=== WHAT YOU ARE ASKED TO DO ===
Your task is to give the listing below back word for word, pictures excluded.

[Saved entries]

---*---

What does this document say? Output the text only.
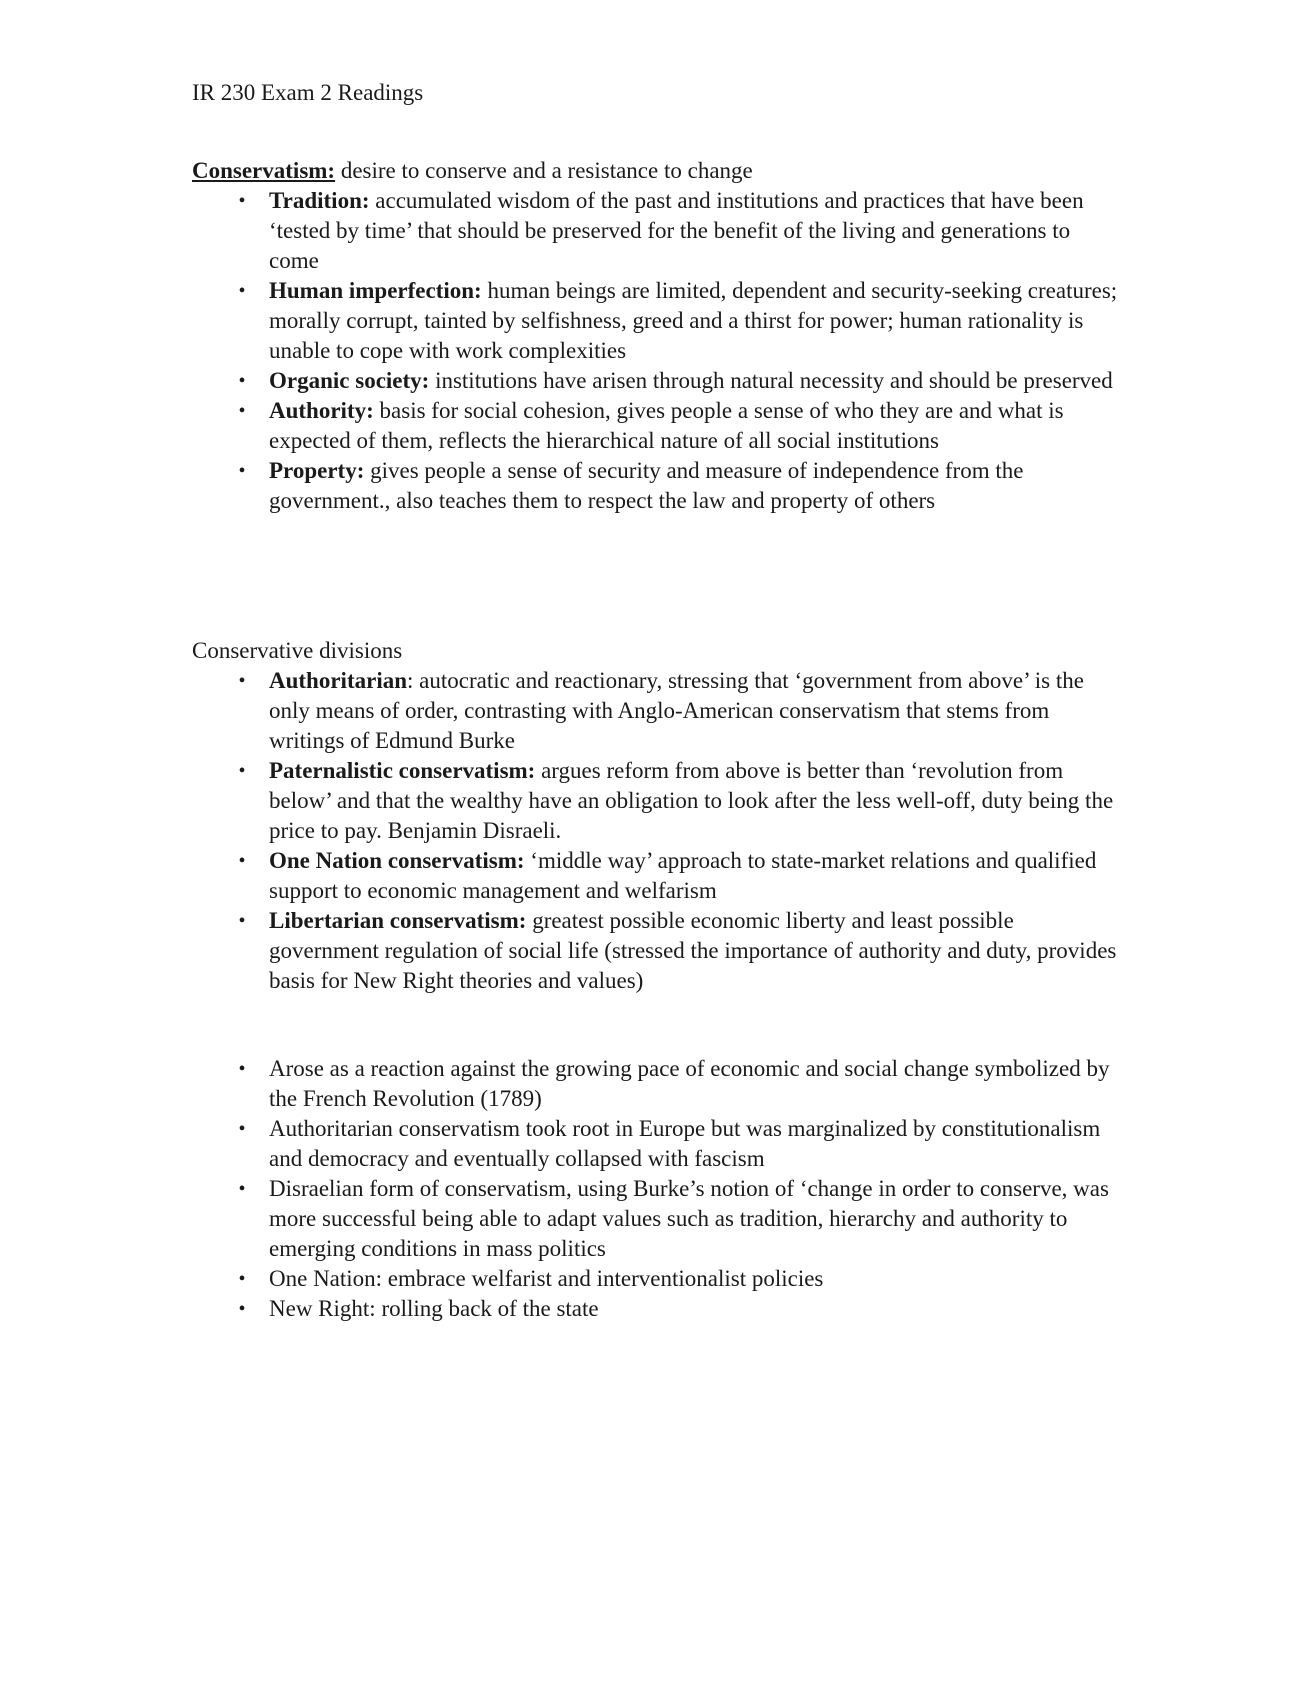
IR 230 Exam 2 Readings

Conservatism: desire to conserve and a resistance to change

• Tradition: accumulated wisdom of the past and institutions and practices that have been ‘tested by time’ that should be preserved for the benefit of the living and generations to come
• Human imperfection: human beings are limited, dependent and security-seeking creatures; morally corrupt, tainted by selfishness, greed and a thirst for power; human rationality is unable to cope with work complexities
• Organic society: institutions have arisen through natural necessity and should be preserved
• Authority: basis for social cohesion, gives people a sense of who they are and what is expected of them, reflects the hierarchical nature of all social institutions
• Property: gives people a sense of security and measure of independence from the government., also teaches them to respect the law and property of others

Conservative divisions

• Authoritarian: autocratic and reactionary, stressing that ‘government from above’ is the only means of order, contrasting with Anglo-American conservatism that stems from writings of Edmund Burke
• Paternalistic conservatism: argues reform from above is better than ‘revolution from below’ and that the wealthy have an obligation to look after the less well-off, duty being the price to pay. Benjamin Disraeli.
• One Nation conservatism: ‘middle way’ approach to state-market relations and qualified support to economic management and welfarism
• Libertarian conservatism: greatest possible economic liberty and least possible government regulation of social life (stressed the importance of authority and duty, provides basis for New Right theories and values)
• Arose as a reaction against the growing pace of economic and social change symbolized by the French Revolution (1789)
• Authoritarian conservatism took root in Europe but was marginalized by constitutionalism and democracy and eventually collapsed with fascism
• Disraelian form of conservatism, using Burke’s notion of ‘change in order to conserve, was more successful being able to adapt values such as tradition, hierarchy and authority to emerging conditions in mass politics
• One Nation: embrace welfarist and interventionalist policies
• New Right: rolling back of the state
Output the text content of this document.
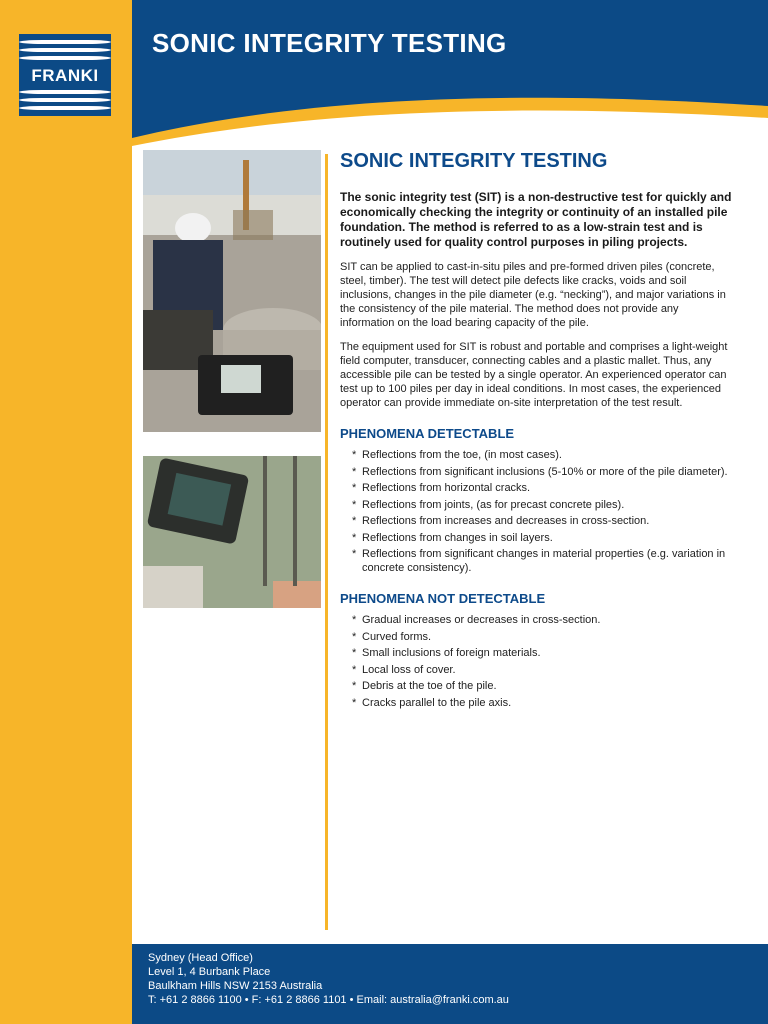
FRANKI
SONIC INTEGRITY TESTING
SONIC INTEGRITY TESTING

The sonic integrity test (SIT) is a non-destructive test for quickly and economically checking the integrity or continuity of an installed pile foundation. The method is referred to as a low-strain test and is routinely used for quality control purposes in piling projects.

SIT can be applied to cast-in-situ piles and pre-formed driven piles (concrete, steel, timber). The test will detect pile defects like cracks, voids and soil inclusions, changes in the pile diameter (e.g. “necking”), and major variations in the consistency of the pile material. The method does not provide any information on the load bearing capacity of the pile.

The equipment used for SIT is robust and portable and comprises a light-weight field computer, transducer, connecting cables and a plastic mallet. Thus, any accessible pile can be tested by a single operator. An experienced operator can test up to 100 piles per day in ideal conditions. In most cases, the experienced operator can provide immediate on-site interpretation of the test result.

PHENOMENA DETECTABLE
* Reflections from the toe, (in most cases).
* Reflections from significant inclusions (5-10% or more of the pile diameter).
* Reflections from horizontal cracks.
* Reflections from joints, (as for precast concrete piles).
* Reflections from increases and decreases in cross-section.
* Reflections from changes in soil layers.
* Reflections from significant changes in material properties (e.g. variation in concrete consistency).
PHENOMENA NOT DETECTABLE
* Gradual increases or decreases in cross-section.
* Curved forms.
* Small inclusions of foreign materials.
* Local loss of cover.
* Debris at the toe of the pile.
* Cracks parallel to the pile axis.
Sydney (Head Office)
Level 1, 4 Burbank Place
Baulkham Hills NSW 2153 Australia
T: +61 2 8866 1100 • F: +61 2 8866 1101 • Email: australia@franki.com.au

---*---

=== COMPLETED EXERCISE ===
What does this document say? Output the text only.
IR 230 Exam 2 Readings

Conservatism: desire to conserve and a resistance to change

• Tradition: accumulated wisdom of the past and institutions and practices that have been ‘tested by time’ that should be preserved for the benefit of the living and generations to come
• Human imperfection: human beings are limited, dependent and security-seeking creatures; morally corrupt, tainted by selfishness, greed and a thirst for power; human rationality is unable to cope with work complexities
• Organic society: institutions have arisen through natural necessity and should be preserved
• Authority: basis for social cohesion, gives people a sense of who they are and what is expected of them, reflects the hierarchical nature of all social institutions
• Property: gives people a sense of security and measure of independence from the government., also teaches them to respect the law and property of others

Conservative divisions

• Authoritarian: autocratic and reactionary, stressing that ‘government from above’ is the only means of order, contrasting with Anglo-American conservatism that stems from writings of Edmund Burke
• Paternalistic conservatism: argues reform from above is better than ‘revolution from below’ and that the wealthy have an obligation to look after the less well-off, duty being the price to pay. Benjamin Disraeli.
• One Nation conservatism: ‘middle way’ approach to state-market relations and qualified support to economic management and welfarism
• Libertarian conservatism: greatest possible economic liberty and least possible government regulation of social life (stressed the importance of authority and duty, provides basis for New Right theories and values)
• Arose as a reaction against the growing pace of economic and social change symbolized by the French Revolution (1789)
• Authoritarian conservatism took root in Europe but was marginalized by constitutionalism and democracy and eventually collapsed with fascism
• Disraelian form of conservatism, using Burke’s notion of ‘change in order to conserve, was more successful being able to adapt values such as tradition, hierarchy and authority to emerging conditions in mass politics
• One Nation: embrace welfarist and interventionalist policies
• New Right: rolling back of the state
Output the text content of this document.
FRANKI
SONIC INTEGRITY TESTING
SONIC INTEGRITY TESTING

The sonic integrity test (SIT) is a non-destructive test for quickly and economically checking the integrity or continuity of an installed pile foundation. The method is referred to as a low-strain test and is routinely used for quality control purposes in piling projects.

SIT can be applied to cast-in-situ piles and pre-formed driven piles (concrete, steel, timber). The test will detect pile defects like cracks, voids and soil inclusions, changes in the pile diameter (e.g. “necking”), and major variations in the consistency of the pile material. The method does not provide any information on the load bearing capacity of the pile.

The equipment used for SIT is robust and portable and comprises a light-weight field computer, transducer, connecting cables and a plastic mallet. Thus, any accessible pile can be tested by a single operator. An experienced operator can test up to 100 piles per day in ideal conditions. In most cases, the experienced operator can provide immediate on-site interpretation of the test result.

PHENOMENA DETECTABLE
* Reflections from the toe, (in most cases).
* Reflections from significant inclusions (5-10% or more of the pile diameter).
* Reflections from horizontal cracks.
* Reflections from joints, (as for precast concrete piles).
* Reflections from increases and decreases in cross-section.
* Reflections from changes in soil layers.
* Reflections from significant changes in material properties (e.g. variation in concrete consistency).
PHENOMENA NOT DETECTABLE
* Gradual increases or decreases in cross-section.
* Curved forms.
* Small inclusions of foreign materials.
* Local loss of cover.
* Debris at the toe of the pile.
* Cracks parallel to the pile axis.
Sydney (Head Office)
Level 1, 4 Burbank Place
Baulkham Hills NSW 2153 Australia
T: +61 2 8866 1100 • F: +61 2 8866 1101 • Email: australia@franki.com.au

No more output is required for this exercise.